### STORED RECORDS
────────
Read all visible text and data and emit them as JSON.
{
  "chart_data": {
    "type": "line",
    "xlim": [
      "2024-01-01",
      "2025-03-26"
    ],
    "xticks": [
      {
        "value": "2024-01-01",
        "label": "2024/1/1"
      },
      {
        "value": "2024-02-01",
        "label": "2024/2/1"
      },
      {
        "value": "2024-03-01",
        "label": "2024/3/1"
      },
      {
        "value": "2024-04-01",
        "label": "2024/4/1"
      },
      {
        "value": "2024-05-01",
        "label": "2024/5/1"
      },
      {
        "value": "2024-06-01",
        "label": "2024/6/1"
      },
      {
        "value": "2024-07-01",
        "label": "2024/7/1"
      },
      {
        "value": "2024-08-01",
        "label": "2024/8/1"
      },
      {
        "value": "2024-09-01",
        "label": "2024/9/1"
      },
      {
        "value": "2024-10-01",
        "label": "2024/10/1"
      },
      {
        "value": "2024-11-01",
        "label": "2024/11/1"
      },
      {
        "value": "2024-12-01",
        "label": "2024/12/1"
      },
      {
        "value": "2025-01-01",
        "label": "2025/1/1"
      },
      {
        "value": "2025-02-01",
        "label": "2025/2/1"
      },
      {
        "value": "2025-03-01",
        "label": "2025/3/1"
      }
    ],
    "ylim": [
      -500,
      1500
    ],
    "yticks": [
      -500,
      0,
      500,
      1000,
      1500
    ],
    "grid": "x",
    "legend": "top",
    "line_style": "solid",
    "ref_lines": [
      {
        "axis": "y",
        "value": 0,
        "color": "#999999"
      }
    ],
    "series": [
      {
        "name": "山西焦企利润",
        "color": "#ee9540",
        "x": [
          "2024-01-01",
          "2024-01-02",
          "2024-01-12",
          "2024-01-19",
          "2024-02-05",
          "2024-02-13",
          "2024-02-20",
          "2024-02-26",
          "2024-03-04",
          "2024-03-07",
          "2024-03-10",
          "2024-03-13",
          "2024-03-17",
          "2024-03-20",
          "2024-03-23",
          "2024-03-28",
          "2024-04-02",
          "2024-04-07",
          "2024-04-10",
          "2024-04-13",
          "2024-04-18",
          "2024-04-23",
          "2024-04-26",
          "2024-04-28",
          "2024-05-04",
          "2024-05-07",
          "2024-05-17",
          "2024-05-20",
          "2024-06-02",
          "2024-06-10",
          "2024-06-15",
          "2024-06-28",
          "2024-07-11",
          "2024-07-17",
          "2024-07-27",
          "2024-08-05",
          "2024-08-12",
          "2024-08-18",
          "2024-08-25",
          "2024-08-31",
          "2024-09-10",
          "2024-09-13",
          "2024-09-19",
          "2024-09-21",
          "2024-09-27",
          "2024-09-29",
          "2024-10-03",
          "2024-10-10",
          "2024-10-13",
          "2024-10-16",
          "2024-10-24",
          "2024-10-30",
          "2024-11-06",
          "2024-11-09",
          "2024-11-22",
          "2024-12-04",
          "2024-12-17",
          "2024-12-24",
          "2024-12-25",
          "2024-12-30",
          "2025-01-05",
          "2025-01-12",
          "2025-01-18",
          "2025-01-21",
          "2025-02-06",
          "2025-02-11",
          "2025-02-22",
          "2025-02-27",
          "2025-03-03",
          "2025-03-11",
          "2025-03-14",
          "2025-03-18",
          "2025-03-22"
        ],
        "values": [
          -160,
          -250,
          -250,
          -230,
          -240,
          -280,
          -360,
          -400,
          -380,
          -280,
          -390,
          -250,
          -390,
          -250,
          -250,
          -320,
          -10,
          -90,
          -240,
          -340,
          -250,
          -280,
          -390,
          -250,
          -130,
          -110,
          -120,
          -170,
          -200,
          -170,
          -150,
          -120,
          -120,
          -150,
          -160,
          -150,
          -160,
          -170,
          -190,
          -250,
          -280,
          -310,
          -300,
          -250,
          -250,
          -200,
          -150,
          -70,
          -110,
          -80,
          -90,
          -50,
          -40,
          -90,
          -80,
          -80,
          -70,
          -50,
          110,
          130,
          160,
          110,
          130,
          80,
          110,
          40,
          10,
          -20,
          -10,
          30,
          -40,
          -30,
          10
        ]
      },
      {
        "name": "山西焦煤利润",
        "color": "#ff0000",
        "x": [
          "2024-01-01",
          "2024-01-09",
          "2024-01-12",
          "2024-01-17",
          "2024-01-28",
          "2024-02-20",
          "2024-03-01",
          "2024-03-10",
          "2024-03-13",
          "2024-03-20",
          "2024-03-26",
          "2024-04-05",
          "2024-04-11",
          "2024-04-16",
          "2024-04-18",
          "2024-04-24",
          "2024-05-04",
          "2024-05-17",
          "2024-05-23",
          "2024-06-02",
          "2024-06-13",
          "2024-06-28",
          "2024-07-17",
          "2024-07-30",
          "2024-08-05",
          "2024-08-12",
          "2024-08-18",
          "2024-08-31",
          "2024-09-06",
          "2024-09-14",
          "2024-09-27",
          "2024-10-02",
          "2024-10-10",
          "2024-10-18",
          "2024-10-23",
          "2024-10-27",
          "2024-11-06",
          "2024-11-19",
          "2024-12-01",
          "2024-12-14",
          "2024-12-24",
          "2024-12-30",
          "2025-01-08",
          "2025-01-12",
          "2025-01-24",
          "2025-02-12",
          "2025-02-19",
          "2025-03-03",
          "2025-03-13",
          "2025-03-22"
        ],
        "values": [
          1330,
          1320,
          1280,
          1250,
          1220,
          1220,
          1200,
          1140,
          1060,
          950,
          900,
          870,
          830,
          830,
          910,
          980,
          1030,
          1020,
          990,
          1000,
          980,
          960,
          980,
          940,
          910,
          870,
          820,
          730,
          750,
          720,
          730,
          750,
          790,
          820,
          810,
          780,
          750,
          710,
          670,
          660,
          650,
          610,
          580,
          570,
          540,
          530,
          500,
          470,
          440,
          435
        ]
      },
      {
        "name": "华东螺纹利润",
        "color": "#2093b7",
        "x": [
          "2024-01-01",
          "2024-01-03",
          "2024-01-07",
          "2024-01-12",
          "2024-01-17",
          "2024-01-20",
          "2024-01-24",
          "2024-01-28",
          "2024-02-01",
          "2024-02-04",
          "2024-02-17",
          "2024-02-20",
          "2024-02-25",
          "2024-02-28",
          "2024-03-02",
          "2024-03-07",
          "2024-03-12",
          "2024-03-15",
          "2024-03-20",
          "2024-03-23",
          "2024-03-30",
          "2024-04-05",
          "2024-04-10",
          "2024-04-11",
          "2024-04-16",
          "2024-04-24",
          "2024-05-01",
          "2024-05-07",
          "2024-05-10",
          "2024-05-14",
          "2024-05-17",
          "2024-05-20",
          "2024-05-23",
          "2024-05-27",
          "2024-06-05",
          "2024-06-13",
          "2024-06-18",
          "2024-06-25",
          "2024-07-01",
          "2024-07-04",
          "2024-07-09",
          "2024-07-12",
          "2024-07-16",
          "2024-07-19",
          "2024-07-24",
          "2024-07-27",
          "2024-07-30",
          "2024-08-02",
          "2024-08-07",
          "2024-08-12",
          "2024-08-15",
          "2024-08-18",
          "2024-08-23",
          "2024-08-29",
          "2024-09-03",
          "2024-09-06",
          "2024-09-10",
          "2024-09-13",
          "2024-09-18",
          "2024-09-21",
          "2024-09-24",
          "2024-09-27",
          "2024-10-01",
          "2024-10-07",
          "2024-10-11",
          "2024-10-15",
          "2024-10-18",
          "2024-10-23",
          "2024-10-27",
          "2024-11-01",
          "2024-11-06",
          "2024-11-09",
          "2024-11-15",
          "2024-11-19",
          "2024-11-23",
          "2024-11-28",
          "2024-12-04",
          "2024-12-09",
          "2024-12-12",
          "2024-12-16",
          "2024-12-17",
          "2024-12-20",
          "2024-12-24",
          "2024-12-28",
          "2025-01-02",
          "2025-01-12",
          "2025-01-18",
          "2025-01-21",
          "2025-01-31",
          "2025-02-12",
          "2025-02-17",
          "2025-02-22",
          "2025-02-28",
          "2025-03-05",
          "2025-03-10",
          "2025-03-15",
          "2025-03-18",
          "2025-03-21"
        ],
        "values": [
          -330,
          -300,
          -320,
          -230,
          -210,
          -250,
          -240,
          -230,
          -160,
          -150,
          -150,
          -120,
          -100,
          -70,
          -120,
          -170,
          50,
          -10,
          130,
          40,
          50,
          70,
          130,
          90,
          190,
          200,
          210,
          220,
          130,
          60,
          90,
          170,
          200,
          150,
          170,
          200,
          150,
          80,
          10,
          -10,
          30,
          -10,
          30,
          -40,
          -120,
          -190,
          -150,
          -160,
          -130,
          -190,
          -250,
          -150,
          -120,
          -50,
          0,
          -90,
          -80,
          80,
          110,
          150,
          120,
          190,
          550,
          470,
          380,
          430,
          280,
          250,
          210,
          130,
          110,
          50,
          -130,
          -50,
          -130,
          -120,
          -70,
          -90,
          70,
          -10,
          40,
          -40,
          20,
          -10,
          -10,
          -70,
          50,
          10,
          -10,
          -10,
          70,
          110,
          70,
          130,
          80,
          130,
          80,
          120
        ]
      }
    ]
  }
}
────────
### TASK STATEMENT
Lines that include the word "name" — how many are there in the data? Answer with the number alone.

### COMPLETE RESPONSE
3